__Items from a dataset__.
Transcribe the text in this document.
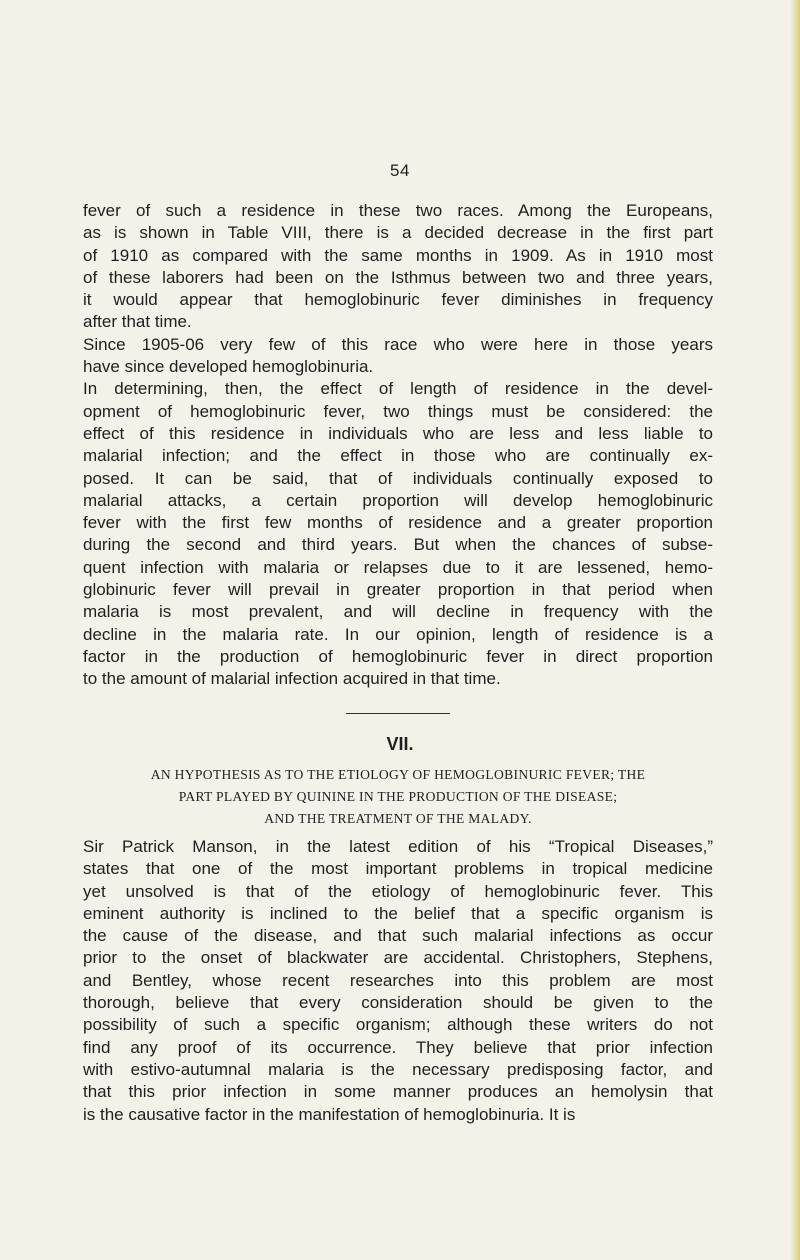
54

fever of such a residence in these two races. Among the Europeans,
as is shown in Table VIII, there is a decided decrease in the first part
of 1910 as compared with the same months in 1909. As in 1910 most
of these laborers had been on the Isthmus between two and three years,
it would appear that hemoglobinuric fever diminishes in frequency
after that time.

Since 1905-06 very few of this race who were here in those years
have since developed hemoglobinuria.

In determining, then, the effect of length of residence in the devel-
opment of hemoglobinuric fever, two things must be considered: the
effect of this residence in individuals who are less and less liable to
malarial infection; and the effect in those who are continually ex-
posed. It can be said, that of individuals continually exposed to
malarial attacks, a certain proportion will develop hemoglobinuric
fever with the first few months of residence and a greater proportion
during the second and third years. But when the chances of subse-
quent infection with malaria or relapses due to it are lessened, hemo-
globinuric fever will prevail in greater proportion in that period when
malaria is most prevalent, and will decline in frequency with the
decline in the malaria rate. In our opinion, length of residence is a
factor in the production of hemoglobinuric fever in direct proportion
to the amount of malarial infection acquired in that time.

VII.
AN HYPOTHESIS AS TO THE ETIOLOGY OF HEMOGLOBINURIC FEVER; THE
PART PLAYED BY QUININE IN THE PRODUCTION OF THE DISEASE;
AND THE TREATMENT OF THE MALADY.

Sir Patrick Manson, in the latest edition of his “Tropical Diseases,”
states that one of the most important problems in tropical medicine
yet unsolved is that of the etiology of hemoglobinuric fever. This
eminent authority is inclined to the belief that a specific organism is
the cause of the disease, and that such malarial infections as occur
prior to the onset of blackwater are accidental. Christophers, Stephens,
and Bentley, whose recent researches into this problem are most
thorough, believe that every consideration should be given to the
possibility of such a specific organism; although these writers do not
find any proof of its occurrence. They believe that prior infection
with estivo-autumnal malaria is the necessary predisposing factor, and
that this prior infection in some manner produces an hemolysin that
is the causative factor in the manifestation of hemoglobinuria. It is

__EXERCISE DETAILS__.
Show the lines that mention the word "those".

__WORKED ANSWER__.
Since 1905-06 very few of this race who were here in those years
malarial infection; and the effect in those who are continually ex-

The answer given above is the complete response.